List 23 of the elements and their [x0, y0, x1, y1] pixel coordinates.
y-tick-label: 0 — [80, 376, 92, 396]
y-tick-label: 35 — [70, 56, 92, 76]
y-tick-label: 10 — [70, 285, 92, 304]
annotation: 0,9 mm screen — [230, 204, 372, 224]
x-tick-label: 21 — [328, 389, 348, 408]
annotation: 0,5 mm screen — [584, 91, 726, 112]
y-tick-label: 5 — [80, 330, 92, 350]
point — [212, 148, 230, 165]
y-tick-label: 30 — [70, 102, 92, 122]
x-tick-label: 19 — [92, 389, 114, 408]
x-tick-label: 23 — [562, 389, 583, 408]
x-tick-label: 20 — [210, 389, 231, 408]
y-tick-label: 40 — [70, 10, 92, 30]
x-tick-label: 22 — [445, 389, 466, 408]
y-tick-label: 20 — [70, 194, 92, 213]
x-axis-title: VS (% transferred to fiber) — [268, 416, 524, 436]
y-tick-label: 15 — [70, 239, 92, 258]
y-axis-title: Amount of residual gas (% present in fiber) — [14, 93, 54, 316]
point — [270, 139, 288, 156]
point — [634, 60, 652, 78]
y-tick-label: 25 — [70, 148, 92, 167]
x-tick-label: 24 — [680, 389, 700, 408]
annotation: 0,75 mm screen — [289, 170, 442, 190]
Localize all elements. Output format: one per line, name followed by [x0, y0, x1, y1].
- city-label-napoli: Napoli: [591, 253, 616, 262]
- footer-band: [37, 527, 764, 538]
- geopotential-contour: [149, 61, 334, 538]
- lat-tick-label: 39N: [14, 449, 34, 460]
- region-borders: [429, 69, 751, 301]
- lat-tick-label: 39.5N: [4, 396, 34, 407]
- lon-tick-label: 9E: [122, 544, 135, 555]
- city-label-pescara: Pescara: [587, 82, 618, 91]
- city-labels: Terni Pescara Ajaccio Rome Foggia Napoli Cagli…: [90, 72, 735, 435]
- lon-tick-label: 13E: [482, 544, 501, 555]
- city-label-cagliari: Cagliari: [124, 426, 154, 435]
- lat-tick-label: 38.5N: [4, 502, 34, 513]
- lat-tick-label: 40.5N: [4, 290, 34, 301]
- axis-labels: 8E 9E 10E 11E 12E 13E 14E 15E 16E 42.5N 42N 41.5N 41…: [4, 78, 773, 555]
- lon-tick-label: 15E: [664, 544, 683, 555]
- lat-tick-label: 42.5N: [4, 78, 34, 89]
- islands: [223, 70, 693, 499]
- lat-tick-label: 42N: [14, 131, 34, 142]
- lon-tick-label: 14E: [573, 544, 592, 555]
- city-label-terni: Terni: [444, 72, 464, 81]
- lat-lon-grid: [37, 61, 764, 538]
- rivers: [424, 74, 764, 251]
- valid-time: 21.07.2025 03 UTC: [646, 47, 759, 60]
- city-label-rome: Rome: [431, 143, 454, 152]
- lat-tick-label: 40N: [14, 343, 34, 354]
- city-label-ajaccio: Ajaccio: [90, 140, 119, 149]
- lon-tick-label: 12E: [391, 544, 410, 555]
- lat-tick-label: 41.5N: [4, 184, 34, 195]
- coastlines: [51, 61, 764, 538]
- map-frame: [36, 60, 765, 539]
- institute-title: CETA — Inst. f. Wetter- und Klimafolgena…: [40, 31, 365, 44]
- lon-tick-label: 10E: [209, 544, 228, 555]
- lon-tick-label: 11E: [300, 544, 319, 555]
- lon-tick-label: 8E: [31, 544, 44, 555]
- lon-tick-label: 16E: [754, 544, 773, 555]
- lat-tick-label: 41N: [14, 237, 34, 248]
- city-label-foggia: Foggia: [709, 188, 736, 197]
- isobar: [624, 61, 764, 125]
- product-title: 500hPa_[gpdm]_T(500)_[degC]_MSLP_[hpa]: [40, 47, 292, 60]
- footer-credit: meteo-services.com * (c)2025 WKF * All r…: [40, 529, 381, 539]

= = = = = = =

**Goal**
Could you edit the items above so that each "screen" becomes "mesh", leaving everything else untouched?

**Exercise solution**
List 23 of the elements and their [x0, y0, x1, y1] pixel coordinates.
y-tick-label: 0 — [80, 376, 92, 396]
y-tick-label: 35 — [70, 56, 92, 76]
y-tick-label: 10 — [70, 285, 92, 304]
annotation: 0,9 mm mesh — [230, 204, 372, 224]
x-tick-label: 21 — [328, 389, 348, 408]
annotation: 0,5 mm mesh — [584, 91, 726, 112]
y-tick-label: 5 — [80, 330, 92, 350]
point — [212, 148, 230, 165]
y-tick-label: 30 — [70, 102, 92, 122]
x-tick-label: 19 — [92, 389, 114, 408]
x-tick-label: 23 — [562, 389, 583, 408]
x-tick-label: 20 — [210, 389, 231, 408]
y-tick-label: 40 — [70, 10, 92, 30]
x-tick-label: 22 — [445, 389, 466, 408]
y-tick-label: 20 — [70, 194, 92, 213]
x-axis-title: VS (% transferred to fiber) — [268, 416, 524, 436]
y-tick-label: 15 — [70, 239, 92, 258]
y-axis-title: Amount of residual gas (% present in fiber) — [14, 93, 54, 316]
point — [270, 139, 288, 156]
point — [634, 60, 652, 78]
y-tick-label: 25 — [70, 148, 92, 167]
x-tick-label: 24 — [680, 389, 700, 408]
annotation: 0,75 mm mesh — [289, 170, 442, 190]
Localize all elements. Output format: one per line, name followed by [x0, y0, x1, y1].
- city-label-napoli: Napoli: [591, 253, 616, 262]
- footer-band: [37, 527, 764, 538]
- geopotential-contour: [149, 61, 334, 538]
- lat-tick-label: 39N: [14, 449, 34, 460]
- region-borders: [429, 69, 751, 301]
- lat-tick-label: 39.5N: [4, 396, 34, 407]
- lon-tick-label: 9E: [122, 544, 135, 555]
- city-label-pescara: Pescara: [587, 82, 618, 91]
- city-labels: Terni Pescara Ajaccio Rome Foggia Napoli Cagli…: [90, 72, 735, 435]
- lon-tick-label: 13E: [482, 544, 501, 555]
- city-label-cagliari: Cagliari: [124, 426, 154, 435]
- lat-tick-label: 38.5N: [4, 502, 34, 513]
- lat-tick-label: 40.5N: [4, 290, 34, 301]
- axis-labels: 8E 9E 10E 11E 12E 13E 14E 15E 16E 42.5N 42N 41.5N 41…: [4, 78, 773, 555]
- lon-tick-label: 15E: [664, 544, 683, 555]
- lat-tick-label: 42.5N: [4, 78, 34, 89]
- islands: [223, 70, 693, 499]
- lat-tick-label: 42N: [14, 131, 34, 142]
- lon-tick-label: 14E: [573, 544, 592, 555]
- city-label-terni: Terni: [444, 72, 464, 81]
- lat-lon-grid: [37, 61, 764, 538]
- rivers: [424, 74, 764, 251]
- valid-time: 21.07.2025 03 UTC: [646, 47, 759, 60]
- city-label-rome: Rome: [431, 143, 454, 152]
- lat-tick-label: 40N: [14, 343, 34, 354]
- city-label-ajaccio: Ajaccio: [90, 140, 119, 149]
- lon-tick-label: 12E: [391, 544, 410, 555]
- lat-tick-label: 41.5N: [4, 184, 34, 195]
- coastlines: [51, 61, 764, 538]
- map-frame: [36, 60, 765, 539]
- institute-title: CETA — Inst. f. Wetter- und Klimafolgena…: [40, 31, 365, 44]
- lon-tick-label: 10E: [209, 544, 228, 555]
- lon-tick-label: 11E: [300, 544, 319, 555]
- lon-tick-label: 8E: [31, 544, 44, 555]
- lon-tick-label: 16E: [754, 544, 773, 555]
- lat-tick-label: 41N: [14, 237, 34, 248]
- city-label-foggia: Foggia: [709, 188, 736, 197]
- isobar: [624, 61, 764, 125]
- product-title: 500hPa_[gpdm]_T(500)_[degC]_MSLP_[hpa]: [40, 47, 292, 60]
- footer-credit: meteo-services.com * (c)2025 WKF * All r…: [40, 529, 381, 539]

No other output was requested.